» **Exercise directions**: Give every line of the material again, exactly as written.

» **Material for this exercise**:
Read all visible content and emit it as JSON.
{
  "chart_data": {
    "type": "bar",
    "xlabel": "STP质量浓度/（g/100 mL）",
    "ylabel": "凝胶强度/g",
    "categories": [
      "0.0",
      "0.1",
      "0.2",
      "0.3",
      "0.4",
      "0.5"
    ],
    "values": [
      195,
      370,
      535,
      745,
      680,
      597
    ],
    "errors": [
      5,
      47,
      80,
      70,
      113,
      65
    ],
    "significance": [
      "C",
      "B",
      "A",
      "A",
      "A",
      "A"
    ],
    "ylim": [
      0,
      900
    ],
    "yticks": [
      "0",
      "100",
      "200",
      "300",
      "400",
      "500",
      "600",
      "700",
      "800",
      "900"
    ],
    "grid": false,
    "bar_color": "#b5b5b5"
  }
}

» **Answer below**:
Read all visible content and emit it as JSON.
{
  "chart_data": {
    "type": "bar",
    "xlabel": "STP质量浓度/（g/100 mL）",
    "ylabel": "凝胶强度/g",
    "categories": [
      "0.0",
      "0.1",
      "0.2",
      "0.3",
      "0.4",
      "0.5"
    ],
    "values": [
      195,
      370,
      535,
      745,
      680,
      597
    ],
    "errors": [
      5,
      47,
      80,
      70,
      113,
      65
    ],
    "significance": [
      "C",
      "B",
      "A",
      "A",
      "A",
      "A"
    ],
    "ylim": [
      0,
      900
    ],
    "yticks": [
      "0",
      "100",
      "200",
      "300",
      "400",
      "500",
      "600",
      "700",
      "800",
      "900"
    ],
    "grid": false,
    "bar_color": "#b5b5b5"
  }
}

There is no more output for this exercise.